▶ _Data for the task_

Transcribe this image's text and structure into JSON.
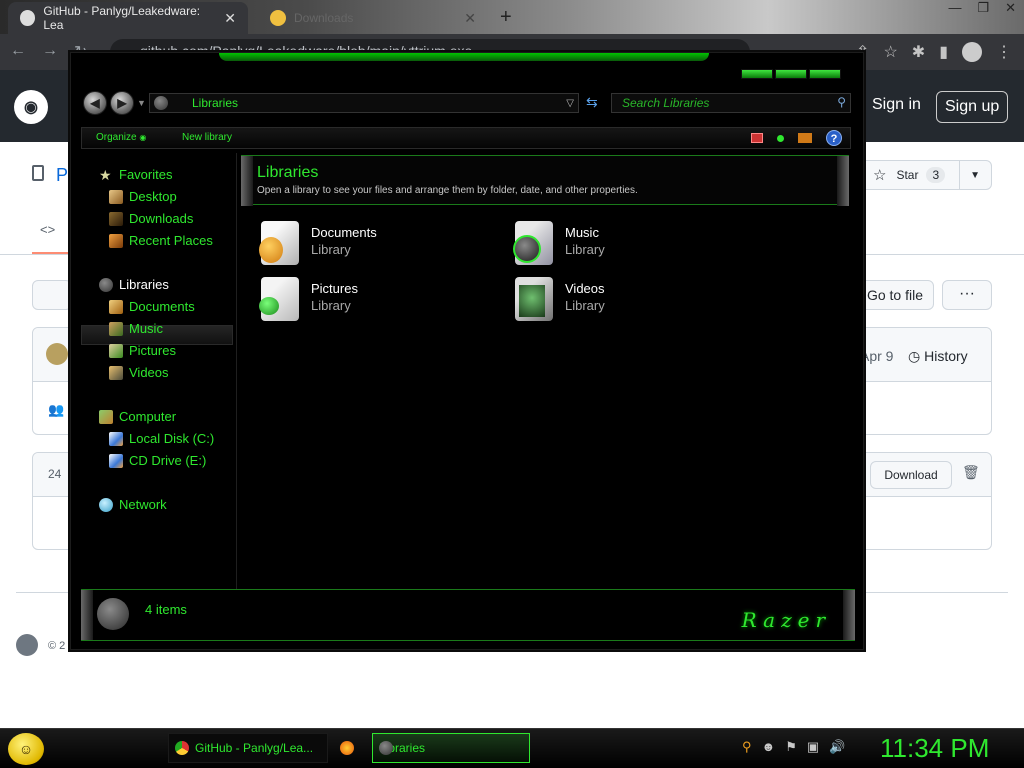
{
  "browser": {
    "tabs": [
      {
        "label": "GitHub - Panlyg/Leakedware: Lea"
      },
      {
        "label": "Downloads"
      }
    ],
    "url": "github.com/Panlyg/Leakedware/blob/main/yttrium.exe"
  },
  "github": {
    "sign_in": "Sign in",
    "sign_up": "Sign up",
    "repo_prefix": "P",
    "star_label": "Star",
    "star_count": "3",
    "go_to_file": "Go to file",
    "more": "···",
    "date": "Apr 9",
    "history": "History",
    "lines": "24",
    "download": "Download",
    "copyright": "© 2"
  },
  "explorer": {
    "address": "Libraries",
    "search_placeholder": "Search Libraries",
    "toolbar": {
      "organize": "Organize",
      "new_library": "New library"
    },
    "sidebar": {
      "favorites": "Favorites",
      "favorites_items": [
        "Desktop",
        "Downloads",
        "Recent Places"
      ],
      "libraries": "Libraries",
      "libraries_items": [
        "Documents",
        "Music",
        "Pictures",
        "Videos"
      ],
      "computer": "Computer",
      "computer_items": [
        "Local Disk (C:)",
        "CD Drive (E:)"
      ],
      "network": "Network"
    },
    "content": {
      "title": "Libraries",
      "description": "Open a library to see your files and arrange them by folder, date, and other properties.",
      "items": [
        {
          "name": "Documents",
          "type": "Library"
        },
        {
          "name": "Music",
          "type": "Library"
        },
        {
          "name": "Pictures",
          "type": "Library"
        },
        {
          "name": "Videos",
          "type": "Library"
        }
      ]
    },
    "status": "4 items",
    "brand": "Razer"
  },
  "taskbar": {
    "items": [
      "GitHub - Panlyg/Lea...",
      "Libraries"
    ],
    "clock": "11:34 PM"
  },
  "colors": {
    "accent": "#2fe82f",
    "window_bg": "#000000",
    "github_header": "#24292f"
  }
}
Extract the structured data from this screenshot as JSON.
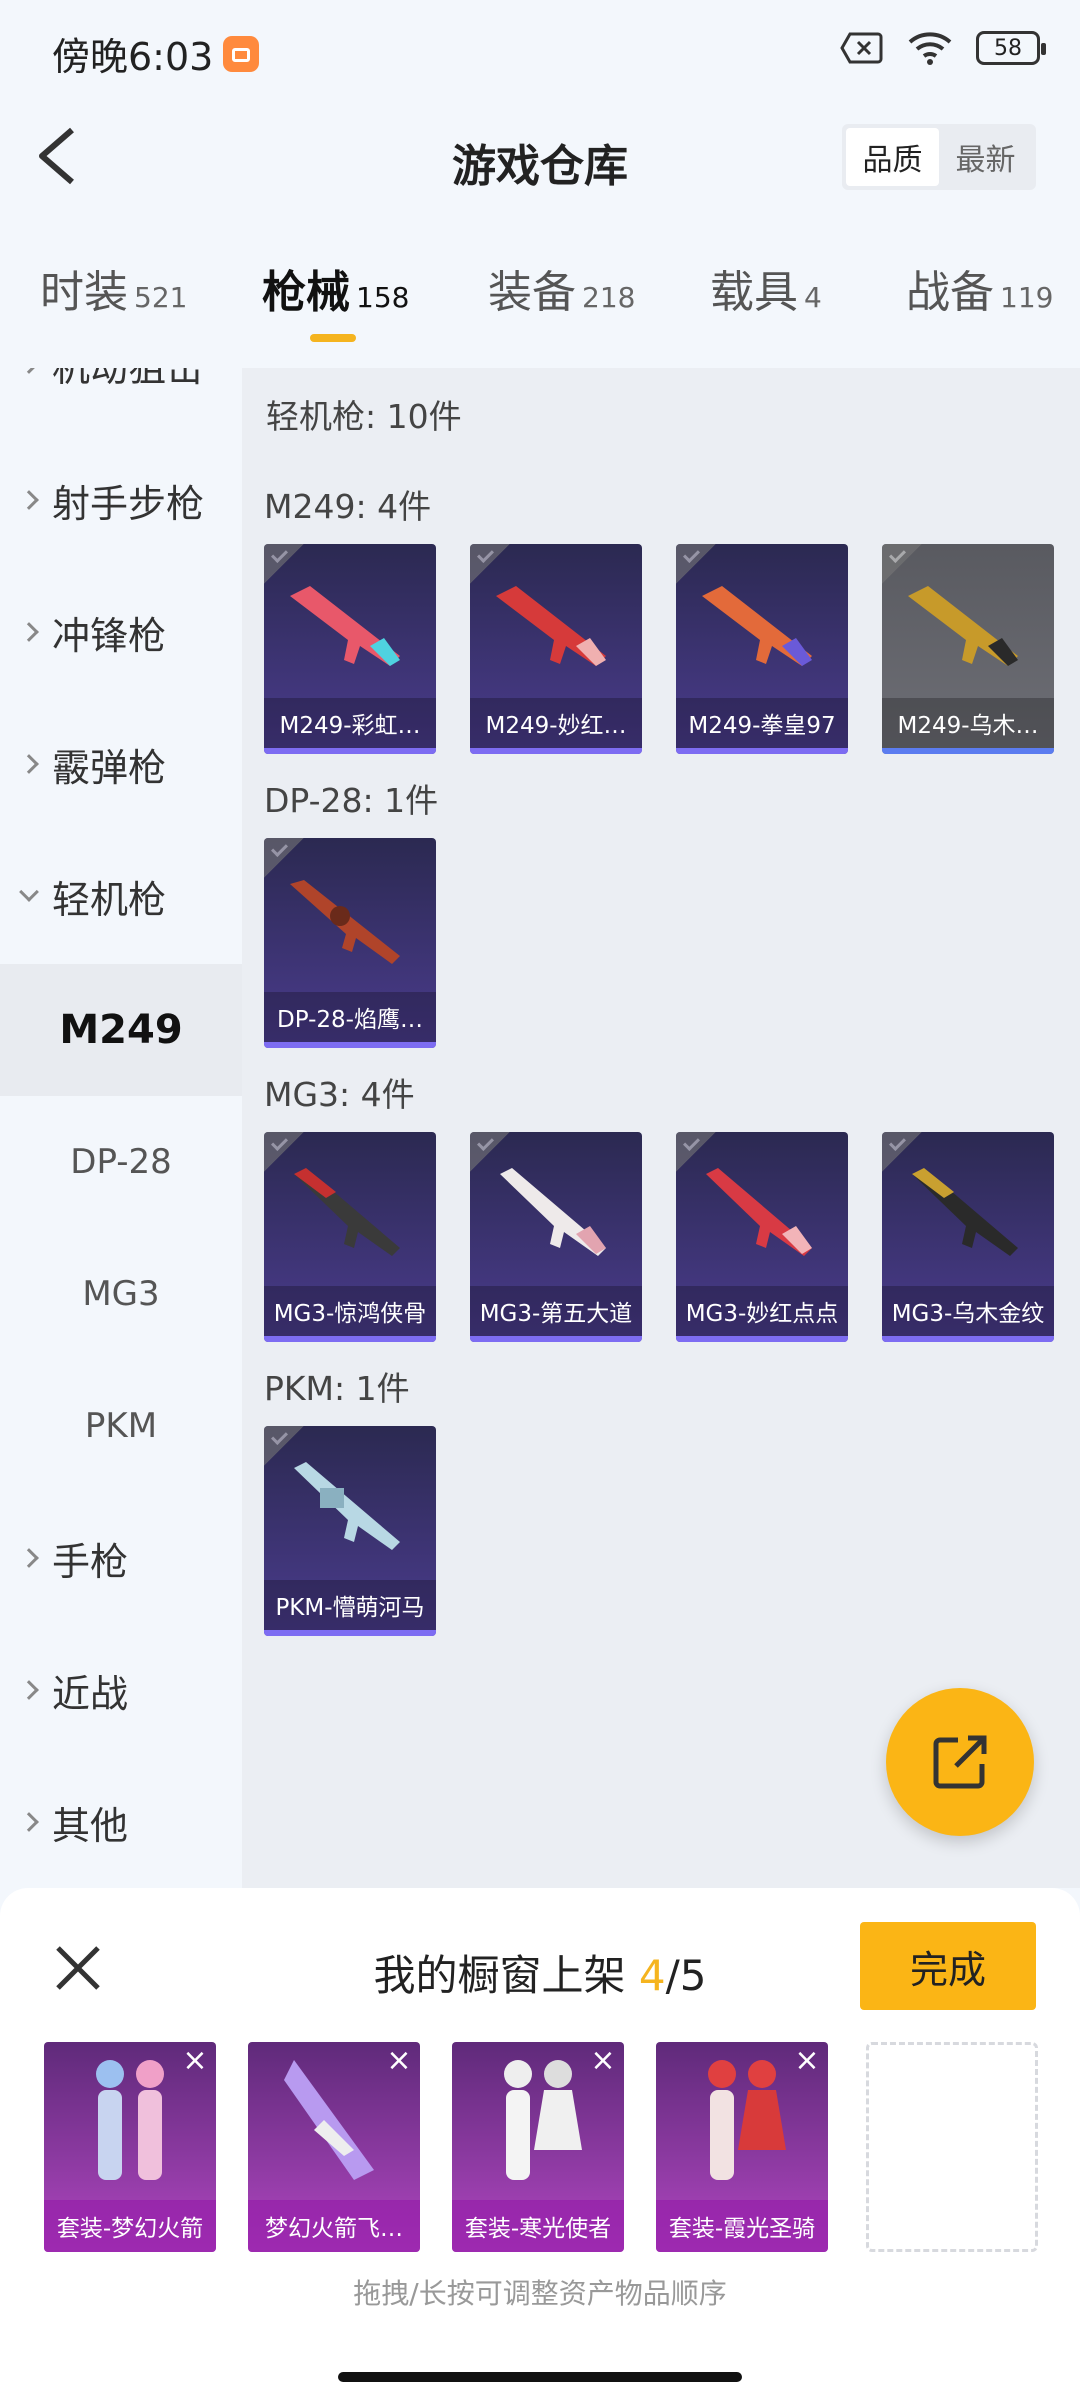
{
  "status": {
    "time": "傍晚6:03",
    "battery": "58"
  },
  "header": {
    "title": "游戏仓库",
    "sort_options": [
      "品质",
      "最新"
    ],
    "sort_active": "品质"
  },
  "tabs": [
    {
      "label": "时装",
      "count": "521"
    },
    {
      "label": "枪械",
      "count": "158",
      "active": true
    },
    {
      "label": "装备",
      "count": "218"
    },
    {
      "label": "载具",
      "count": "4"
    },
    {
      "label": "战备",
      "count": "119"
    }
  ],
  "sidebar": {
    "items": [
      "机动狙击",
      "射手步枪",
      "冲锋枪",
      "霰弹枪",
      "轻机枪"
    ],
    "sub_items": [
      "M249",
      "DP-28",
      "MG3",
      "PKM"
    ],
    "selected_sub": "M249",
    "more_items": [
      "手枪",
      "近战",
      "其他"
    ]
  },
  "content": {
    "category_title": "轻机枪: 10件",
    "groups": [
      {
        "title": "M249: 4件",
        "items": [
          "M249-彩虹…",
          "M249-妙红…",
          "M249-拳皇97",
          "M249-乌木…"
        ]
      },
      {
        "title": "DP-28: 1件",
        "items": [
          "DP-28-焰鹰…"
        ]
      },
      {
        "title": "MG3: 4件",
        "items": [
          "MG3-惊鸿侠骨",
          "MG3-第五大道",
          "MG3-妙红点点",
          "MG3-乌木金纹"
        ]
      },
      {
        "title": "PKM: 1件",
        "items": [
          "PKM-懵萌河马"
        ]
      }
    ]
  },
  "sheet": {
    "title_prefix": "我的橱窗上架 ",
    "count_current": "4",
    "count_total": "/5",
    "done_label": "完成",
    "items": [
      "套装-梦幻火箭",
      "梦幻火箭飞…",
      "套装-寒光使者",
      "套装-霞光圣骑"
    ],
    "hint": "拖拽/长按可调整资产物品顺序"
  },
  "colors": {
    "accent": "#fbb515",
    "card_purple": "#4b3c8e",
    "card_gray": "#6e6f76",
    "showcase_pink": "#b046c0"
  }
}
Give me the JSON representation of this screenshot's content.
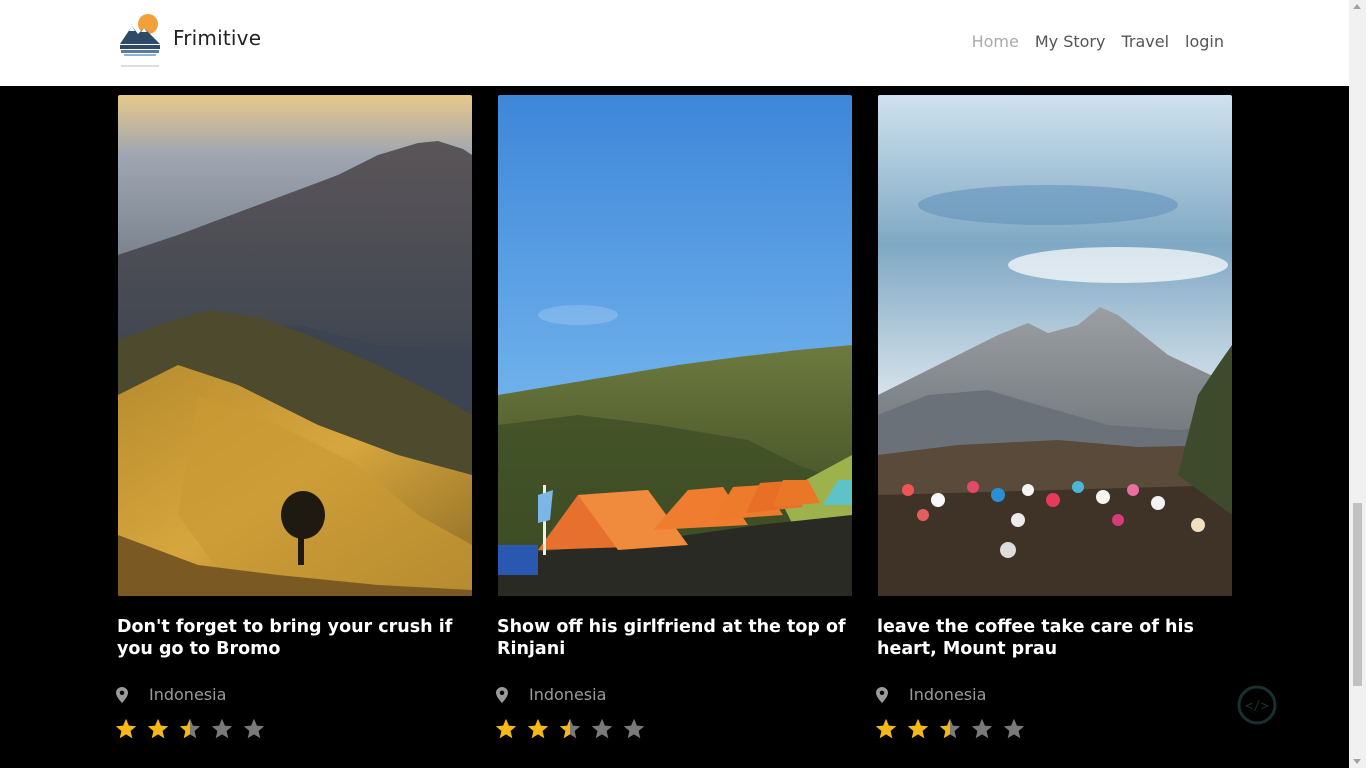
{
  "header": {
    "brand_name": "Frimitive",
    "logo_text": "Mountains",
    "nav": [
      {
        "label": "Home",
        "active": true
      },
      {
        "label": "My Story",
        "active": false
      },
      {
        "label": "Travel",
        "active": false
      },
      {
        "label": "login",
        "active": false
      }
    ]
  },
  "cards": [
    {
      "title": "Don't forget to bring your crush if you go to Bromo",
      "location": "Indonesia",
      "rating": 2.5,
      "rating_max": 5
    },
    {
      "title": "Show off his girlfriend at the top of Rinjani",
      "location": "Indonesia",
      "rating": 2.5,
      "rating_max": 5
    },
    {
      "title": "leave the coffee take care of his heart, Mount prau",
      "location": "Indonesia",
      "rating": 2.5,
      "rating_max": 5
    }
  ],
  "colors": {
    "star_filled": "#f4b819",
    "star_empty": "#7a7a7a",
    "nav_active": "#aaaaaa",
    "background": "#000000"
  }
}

▶ _Description of the task_
Pull out every line of the entries that includes the word "screenshot".

▶ _Answer in full_
Extract the structured data from this screenshot as JSON.
Give me the JSON representation of this screenshot's content.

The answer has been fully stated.